• _What you are asked to do_
Set down every record once more, exactly as given.

• _Records from a data source_
########################################
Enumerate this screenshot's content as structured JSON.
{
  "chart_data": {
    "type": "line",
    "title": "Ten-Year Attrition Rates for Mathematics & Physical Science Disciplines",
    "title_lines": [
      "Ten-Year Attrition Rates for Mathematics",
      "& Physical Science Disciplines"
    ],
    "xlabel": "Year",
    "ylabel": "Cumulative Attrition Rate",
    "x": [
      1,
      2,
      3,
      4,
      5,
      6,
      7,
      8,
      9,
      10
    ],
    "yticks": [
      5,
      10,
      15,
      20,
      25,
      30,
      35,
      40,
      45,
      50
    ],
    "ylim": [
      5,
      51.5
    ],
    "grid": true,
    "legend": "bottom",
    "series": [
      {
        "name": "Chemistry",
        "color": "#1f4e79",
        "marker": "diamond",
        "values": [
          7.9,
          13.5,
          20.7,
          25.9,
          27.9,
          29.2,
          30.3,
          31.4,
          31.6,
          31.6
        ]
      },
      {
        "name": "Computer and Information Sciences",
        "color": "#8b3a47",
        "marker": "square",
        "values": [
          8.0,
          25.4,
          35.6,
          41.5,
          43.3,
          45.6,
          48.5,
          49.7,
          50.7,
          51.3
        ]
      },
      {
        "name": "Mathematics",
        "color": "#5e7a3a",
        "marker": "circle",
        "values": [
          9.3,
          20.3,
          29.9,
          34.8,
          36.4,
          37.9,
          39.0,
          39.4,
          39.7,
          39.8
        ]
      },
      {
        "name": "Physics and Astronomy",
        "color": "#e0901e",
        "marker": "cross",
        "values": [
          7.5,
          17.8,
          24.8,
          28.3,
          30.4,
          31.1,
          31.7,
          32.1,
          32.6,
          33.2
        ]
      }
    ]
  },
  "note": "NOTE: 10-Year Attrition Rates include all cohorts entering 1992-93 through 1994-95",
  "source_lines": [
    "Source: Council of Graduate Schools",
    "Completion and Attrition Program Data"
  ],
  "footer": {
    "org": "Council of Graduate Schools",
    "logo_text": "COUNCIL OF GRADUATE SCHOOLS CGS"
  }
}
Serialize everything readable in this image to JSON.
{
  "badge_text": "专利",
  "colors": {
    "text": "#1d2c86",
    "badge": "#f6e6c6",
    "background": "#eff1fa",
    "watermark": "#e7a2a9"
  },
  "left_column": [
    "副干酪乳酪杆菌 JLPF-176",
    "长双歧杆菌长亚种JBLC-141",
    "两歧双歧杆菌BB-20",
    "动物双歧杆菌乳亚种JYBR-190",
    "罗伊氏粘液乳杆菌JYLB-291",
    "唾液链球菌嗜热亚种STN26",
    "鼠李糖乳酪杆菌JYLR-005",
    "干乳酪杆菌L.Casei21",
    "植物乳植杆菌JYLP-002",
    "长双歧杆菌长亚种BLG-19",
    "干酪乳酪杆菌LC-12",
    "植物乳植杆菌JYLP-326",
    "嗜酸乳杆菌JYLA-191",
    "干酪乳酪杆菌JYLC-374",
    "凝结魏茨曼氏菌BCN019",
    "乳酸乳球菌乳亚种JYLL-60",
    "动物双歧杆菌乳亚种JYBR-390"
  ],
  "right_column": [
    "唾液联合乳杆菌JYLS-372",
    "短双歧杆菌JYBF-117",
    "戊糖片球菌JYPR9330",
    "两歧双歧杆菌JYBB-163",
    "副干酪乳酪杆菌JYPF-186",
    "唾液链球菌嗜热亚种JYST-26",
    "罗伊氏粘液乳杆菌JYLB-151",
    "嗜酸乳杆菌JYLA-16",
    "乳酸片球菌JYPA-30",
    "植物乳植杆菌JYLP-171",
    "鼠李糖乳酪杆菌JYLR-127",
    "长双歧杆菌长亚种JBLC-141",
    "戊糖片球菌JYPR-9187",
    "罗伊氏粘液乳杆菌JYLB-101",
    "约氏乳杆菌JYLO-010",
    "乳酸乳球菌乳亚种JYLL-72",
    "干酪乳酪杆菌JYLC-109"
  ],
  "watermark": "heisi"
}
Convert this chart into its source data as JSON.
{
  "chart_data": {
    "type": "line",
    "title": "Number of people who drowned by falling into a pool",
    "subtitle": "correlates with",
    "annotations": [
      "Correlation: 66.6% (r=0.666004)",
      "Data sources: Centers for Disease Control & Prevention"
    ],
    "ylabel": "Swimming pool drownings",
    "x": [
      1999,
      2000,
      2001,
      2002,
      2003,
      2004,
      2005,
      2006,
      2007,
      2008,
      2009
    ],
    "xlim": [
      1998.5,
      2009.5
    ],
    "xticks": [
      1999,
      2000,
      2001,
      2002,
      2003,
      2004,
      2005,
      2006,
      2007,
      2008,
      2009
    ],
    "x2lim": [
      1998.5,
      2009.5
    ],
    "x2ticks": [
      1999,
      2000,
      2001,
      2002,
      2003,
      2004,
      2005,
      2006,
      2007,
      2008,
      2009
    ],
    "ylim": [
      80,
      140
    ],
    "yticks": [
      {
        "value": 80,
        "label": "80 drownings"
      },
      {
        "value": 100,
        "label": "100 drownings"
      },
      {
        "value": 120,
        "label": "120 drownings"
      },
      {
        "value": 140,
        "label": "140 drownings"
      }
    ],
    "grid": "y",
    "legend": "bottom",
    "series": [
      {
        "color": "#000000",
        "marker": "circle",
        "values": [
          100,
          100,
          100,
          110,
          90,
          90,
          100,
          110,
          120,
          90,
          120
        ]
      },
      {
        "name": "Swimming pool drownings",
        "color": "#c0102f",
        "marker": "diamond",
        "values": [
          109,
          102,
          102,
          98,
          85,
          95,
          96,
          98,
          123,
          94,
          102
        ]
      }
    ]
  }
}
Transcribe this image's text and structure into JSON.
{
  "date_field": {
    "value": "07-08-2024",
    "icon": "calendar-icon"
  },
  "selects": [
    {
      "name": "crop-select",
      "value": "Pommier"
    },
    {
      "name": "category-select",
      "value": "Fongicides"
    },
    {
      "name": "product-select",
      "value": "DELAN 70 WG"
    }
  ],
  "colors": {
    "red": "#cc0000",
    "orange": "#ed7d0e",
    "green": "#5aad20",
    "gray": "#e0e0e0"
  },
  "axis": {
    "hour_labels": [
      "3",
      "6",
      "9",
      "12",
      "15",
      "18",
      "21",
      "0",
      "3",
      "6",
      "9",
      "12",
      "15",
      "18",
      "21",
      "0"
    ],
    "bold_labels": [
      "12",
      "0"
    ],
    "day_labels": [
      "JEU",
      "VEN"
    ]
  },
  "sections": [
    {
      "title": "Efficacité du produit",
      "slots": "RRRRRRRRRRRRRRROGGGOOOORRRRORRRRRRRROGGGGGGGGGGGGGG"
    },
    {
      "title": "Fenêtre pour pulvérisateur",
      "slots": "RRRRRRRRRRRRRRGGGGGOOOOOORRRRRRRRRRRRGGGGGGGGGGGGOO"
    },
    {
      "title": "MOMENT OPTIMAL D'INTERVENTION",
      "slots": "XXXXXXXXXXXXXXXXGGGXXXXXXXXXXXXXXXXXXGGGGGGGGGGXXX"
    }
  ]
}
########################################
• _Output for this task_
Enumerate this screenshot's content as structured JSON.
{
  "chart_data": {
    "type": "line",
    "title": "Ten-Year Attrition Rates for Mathematics & Physical Science Disciplines",
    "title_lines": [
      "Ten-Year Attrition Rates for Mathematics",
      "& Physical Science Disciplines"
    ],
    "xlabel": "Year",
    "ylabel": "Cumulative Attrition Rate",
    "x": [
      1,
      2,
      3,
      4,
      5,
      6,
      7,
      8,
      9,
      10
    ],
    "yticks": [
      5,
      10,
      15,
      20,
      25,
      30,
      35,
      40,
      45,
      50
    ],
    "ylim": [
      5,
      51.5
    ],
    "grid": true,
    "legend": "bottom",
    "series": [
      {
        "name": "Chemistry",
        "color": "#1f4e79",
        "marker": "diamond",
        "values": [
          7.9,
          13.5,
          20.7,
          25.9,
          27.9,
          29.2,
          30.3,
          31.4,
          31.6,
          31.6
        ]
      },
      {
        "name": "Computer and Information Sciences",
        "color": "#8b3a47",
        "marker": "square",
        "values": [
          8.0,
          25.4,
          35.6,
          41.5,
          43.3,
          45.6,
          48.5,
          49.7,
          50.7,
          51.3
        ]
      },
      {
        "name": "Mathematics",
        "color": "#5e7a3a",
        "marker": "circle",
        "values": [
          9.3,
          20.3,
          29.9,
          34.8,
          36.4,
          37.9,
          39.0,
          39.4,
          39.7,
          39.8
        ]
      },
      {
        "name": "Physics and Astronomy",
        "color": "#e0901e",
        "marker": "cross",
        "values": [
          7.5,
          17.8,
          24.8,
          28.3,
          30.4,
          31.1,
          31.7,
          32.1,
          32.6,
          33.2
        ]
      }
    ]
  },
  "note": "NOTE: 10-Year Attrition Rates include all cohorts entering 1992-93 through 1994-95",
  "source_lines": [
    "Source: Council of Graduate Schools",
    "Completion and Attrition Program Data"
  ],
  "footer": {
    "org": "Council of Graduate Schools",
    "logo_text": "COUNCIL OF GRADUATE SCHOOLS CGS"
  }
}
Serialize everything readable in this image to JSON.
{
  "badge_text": "专利",
  "colors": {
    "text": "#1d2c86",
    "badge": "#f6e6c6",
    "background": "#eff1fa",
    "watermark": "#e7a2a9"
  },
  "left_column": [
    "副干酪乳酪杆菌 JLPF-176",
    "长双歧杆菌长亚种JBLC-141",
    "两歧双歧杆菌BB-20",
    "动物双歧杆菌乳亚种JYBR-190",
    "罗伊氏粘液乳杆菌JYLB-291",
    "唾液链球菌嗜热亚种STN26",
    "鼠李糖乳酪杆菌JYLR-005",
    "干乳酪杆菌L.Casei21",
    "植物乳植杆菌JYLP-002",
    "长双歧杆菌长亚种BLG-19",
    "干酪乳酪杆菌LC-12",
    "植物乳植杆菌JYLP-326",
    "嗜酸乳杆菌JYLA-191",
    "干酪乳酪杆菌JYLC-374",
    "凝结魏茨曼氏菌BCN019",
    "乳酸乳球菌乳亚种JYLL-60",
    "动物双歧杆菌乳亚种JYBR-390"
  ],
  "right_column": [
    "唾液联合乳杆菌JYLS-372",
    "短双歧杆菌JYBF-117",
    "戊糖片球菌JYPR9330",
    "两歧双歧杆菌JYBB-163",
    "副干酪乳酪杆菌JYPF-186",
    "唾液链球菌嗜热亚种JYST-26",
    "罗伊氏粘液乳杆菌JYLB-151",
    "嗜酸乳杆菌JYLA-16",
    "乳酸片球菌JYPA-30",
    "植物乳植杆菌JYLP-171",
    "鼠李糖乳酪杆菌JYLR-127",
    "长双歧杆菌长亚种JBLC-141",
    "戊糖片球菌JYPR-9187",
    "罗伊氏粘液乳杆菌JYLB-101",
    "约氏乳杆菌JYLO-010",
    "乳酸乳球菌乳亚种JYLL-72",
    "干酪乳酪杆菌JYLC-109"
  ],
  "watermark": "heisi"
}
Convert this chart into its source data as JSON.
{
  "chart_data": {
    "type": "line",
    "title": "Number of people who drowned by falling into a pool",
    "subtitle": "correlates with",
    "annotations": [
      "Correlation: 66.6% (r=0.666004)",
      "Data sources: Centers for Disease Control & Prevention"
    ],
    "ylabel": "Swimming pool drownings",
    "x": [
      1999,
      2000,
      2001,
      2002,
      2003,
      2004,
      2005,
      2006,
      2007,
      2008,
      2009
    ],
    "xlim": [
      1998.5,
      2009.5
    ],
    "xticks": [
      1999,
      2000,
      2001,
      2002,
      2003,
      2004,
      2005,
      2006,
      2007,
      2008,
      2009
    ],
    "x2lim": [
      1998.5,
      2009.5
    ],
    "x2ticks": [
      1999,
      2000,
      2001,
      2002,
      2003,
      2004,
      2005,
      2006,
      2007,
      2008,
      2009
    ],
    "ylim": [
      80,
      140
    ],
    "yticks": [
      {
        "value": 80,
        "label": "80 drownings"
      },
      {
        "value": 100,
        "label": "100 drownings"
      },
      {
        "value": 120,
        "label": "120 drownings"
      },
      {
        "value": 140,
        "label": "140 drownings"
      }
    ],
    "grid": "y",
    "legend": "bottom",
    "series": [
      {
        "color": "#000000",
        "marker": "circle",
        "values": [
          100,
          100,
          100,
          110,
          90,
          90,
          100,
          110,
          120,
          90,
          120
        ]
      },
      {
        "name": "Swimming pool drownings",
        "color": "#c0102f",
        "marker": "diamond",
        "values": [
          109,
          102,
          102,
          98,
          85,
          95,
          96,
          98,
          123,
          94,
          102
        ]
      }
    ]
  }
}
Transcribe this image's text and structure into JSON.
{
  "date_field": {
    "value": "07-08-2024",
    "icon": "calendar-icon"
  },
  "selects": [
    {
      "name": "crop-select",
      "value": "Pommier"
    },
    {
      "name": "category-select",
      "value": "Fongicides"
    },
    {
      "name": "product-select",
      "value": "DELAN 70 WG"
    }
  ],
  "colors": {
    "red": "#cc0000",
    "orange": "#ed7d0e",
    "green": "#5aad20",
    "gray": "#e0e0e0"
  },
  "axis": {
    "hour_labels": [
      "3",
      "6",
      "9",
      "12",
      "15",
      "18",
      "21",
      "0",
      "3",
      "6",
      "9",
      "12",
      "15",
      "18",
      "21",
      "0"
    ],
    "bold_labels": [
      "12",
      "0"
    ],
    "day_labels": [
      "JEU",
      "VEN"
    ]
  },
  "sections": [
    {
      "title": "Efficacité du produit",
      "slots": "RRRRRRRRRRRRRRROGGGOOOORRRRORRRRRRRROGGGGGGGGGGGGGG"
    },
    {
      "title": "Fenêtre pour pulvérisateur",
      "slots": "RRRRRRRRRRRRRRGGGGGOOOOOORRRRRRRRRRRRGGGGGGGGGGGGOO"
    },
    {
      "title": "MOMENT OPTIMAL D'INTERVENTION",
      "slots": "XXXXXXXXXXXXXXXXGGGXXXXXXXXXXXXXXXXXXGGGGGGGGGGXXX"
    }
  ]
}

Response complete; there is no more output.